*Brief*: Filter the data below for the string "SONORA" and copy each matching line.

Dataset items:
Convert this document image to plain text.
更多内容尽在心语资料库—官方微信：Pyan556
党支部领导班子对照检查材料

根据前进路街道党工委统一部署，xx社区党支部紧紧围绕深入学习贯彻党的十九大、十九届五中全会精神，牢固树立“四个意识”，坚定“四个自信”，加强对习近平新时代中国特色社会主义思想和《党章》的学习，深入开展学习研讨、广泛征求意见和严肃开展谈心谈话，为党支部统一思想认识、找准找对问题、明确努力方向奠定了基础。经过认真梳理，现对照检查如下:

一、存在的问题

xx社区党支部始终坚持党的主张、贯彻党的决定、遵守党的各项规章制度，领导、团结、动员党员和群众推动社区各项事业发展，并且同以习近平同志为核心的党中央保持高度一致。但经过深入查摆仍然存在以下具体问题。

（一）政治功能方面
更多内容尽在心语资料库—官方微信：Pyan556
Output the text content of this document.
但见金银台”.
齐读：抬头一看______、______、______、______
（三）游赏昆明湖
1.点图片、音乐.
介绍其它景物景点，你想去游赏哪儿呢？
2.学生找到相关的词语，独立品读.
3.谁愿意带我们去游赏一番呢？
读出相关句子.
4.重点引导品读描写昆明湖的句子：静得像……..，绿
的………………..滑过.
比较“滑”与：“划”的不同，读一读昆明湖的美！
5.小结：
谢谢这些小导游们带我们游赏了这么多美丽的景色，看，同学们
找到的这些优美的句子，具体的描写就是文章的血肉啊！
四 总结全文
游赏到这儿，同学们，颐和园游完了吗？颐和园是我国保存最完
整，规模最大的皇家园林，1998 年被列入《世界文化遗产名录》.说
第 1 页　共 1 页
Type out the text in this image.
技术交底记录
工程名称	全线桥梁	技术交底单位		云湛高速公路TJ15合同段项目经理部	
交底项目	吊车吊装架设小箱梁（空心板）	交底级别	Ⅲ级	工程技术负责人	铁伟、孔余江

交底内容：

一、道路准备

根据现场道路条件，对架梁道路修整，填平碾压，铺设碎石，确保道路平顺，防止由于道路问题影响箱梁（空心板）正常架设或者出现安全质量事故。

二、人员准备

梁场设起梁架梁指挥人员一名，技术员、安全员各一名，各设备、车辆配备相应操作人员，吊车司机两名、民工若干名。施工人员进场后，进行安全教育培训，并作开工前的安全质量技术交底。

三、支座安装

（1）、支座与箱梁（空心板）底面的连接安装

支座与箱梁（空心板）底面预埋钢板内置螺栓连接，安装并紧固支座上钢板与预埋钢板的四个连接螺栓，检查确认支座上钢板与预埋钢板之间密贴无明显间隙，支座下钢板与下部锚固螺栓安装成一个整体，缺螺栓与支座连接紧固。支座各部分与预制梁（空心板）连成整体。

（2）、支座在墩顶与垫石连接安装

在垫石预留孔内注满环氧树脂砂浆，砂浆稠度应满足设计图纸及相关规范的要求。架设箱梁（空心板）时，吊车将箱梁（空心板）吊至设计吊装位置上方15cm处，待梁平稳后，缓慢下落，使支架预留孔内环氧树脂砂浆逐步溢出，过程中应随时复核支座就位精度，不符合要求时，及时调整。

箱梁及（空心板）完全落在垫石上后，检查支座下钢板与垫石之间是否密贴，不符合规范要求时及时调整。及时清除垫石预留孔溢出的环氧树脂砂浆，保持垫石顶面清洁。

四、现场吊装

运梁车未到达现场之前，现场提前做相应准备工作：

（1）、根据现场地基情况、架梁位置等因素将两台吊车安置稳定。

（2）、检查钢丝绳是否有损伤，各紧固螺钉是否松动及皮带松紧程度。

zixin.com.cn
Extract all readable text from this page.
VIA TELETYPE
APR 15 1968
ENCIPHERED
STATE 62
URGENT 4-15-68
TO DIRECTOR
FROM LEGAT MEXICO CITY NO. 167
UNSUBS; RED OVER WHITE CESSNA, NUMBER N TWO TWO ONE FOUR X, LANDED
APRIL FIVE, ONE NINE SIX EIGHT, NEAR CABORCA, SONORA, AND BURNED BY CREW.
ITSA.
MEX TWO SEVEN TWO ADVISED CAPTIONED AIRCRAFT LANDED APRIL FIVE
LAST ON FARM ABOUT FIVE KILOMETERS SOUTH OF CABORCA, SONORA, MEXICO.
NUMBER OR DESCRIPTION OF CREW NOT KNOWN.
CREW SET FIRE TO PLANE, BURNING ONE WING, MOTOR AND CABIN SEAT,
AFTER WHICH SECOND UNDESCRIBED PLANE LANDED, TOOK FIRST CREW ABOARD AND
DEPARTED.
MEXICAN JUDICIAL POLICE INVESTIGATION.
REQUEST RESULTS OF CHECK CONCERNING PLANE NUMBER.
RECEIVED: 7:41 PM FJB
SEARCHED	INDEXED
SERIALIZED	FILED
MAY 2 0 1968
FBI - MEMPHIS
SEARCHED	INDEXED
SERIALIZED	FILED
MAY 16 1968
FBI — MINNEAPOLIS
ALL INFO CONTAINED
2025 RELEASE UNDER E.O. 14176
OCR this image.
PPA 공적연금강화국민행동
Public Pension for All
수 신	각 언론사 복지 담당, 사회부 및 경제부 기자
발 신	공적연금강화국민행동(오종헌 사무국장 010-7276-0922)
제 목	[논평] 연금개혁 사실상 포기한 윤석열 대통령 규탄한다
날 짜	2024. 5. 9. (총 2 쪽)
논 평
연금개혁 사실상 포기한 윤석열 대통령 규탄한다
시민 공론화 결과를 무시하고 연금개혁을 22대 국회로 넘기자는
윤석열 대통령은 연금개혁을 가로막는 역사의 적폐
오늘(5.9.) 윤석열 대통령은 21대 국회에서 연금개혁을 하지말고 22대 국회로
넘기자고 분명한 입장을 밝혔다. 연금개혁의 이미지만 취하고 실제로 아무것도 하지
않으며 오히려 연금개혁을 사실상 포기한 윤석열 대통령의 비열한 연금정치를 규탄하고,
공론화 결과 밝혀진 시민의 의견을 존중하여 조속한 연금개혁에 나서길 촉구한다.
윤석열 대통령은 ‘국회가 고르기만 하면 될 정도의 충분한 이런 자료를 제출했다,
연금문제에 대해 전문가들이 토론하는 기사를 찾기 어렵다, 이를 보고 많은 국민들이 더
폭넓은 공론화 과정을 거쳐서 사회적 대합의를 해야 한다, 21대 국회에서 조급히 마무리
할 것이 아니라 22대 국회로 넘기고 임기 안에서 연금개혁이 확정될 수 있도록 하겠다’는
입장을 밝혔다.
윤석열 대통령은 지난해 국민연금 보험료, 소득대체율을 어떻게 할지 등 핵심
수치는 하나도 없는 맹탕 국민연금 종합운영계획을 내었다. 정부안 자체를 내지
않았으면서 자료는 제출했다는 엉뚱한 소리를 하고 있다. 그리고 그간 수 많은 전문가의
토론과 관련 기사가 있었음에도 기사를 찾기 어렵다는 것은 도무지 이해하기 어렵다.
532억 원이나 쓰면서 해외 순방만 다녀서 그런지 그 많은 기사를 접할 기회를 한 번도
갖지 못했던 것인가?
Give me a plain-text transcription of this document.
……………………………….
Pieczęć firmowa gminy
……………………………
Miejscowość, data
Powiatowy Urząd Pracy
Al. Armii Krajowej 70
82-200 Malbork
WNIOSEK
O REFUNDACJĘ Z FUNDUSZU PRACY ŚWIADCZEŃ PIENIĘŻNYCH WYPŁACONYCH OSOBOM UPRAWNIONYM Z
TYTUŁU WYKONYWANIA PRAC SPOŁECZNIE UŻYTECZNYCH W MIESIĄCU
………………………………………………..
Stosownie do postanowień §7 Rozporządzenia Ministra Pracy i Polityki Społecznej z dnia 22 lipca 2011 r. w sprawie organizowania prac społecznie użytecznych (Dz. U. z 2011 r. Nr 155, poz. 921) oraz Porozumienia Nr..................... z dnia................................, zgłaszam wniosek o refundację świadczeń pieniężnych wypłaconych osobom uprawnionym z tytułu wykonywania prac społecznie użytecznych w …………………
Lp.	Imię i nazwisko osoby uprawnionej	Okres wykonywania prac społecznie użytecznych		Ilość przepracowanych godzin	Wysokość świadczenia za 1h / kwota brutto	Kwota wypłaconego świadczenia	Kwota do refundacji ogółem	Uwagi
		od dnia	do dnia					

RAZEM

*Correct answer*:
APRIL FIVE, ONE NINE SIX EIGHT, NEAR CABORCA, SONORA, AND BURNED BY CREW.
LAST ON FARM ABOUT FIVE KILOMETERS SOUTH OF CABORCA, SONORA, MEXICO.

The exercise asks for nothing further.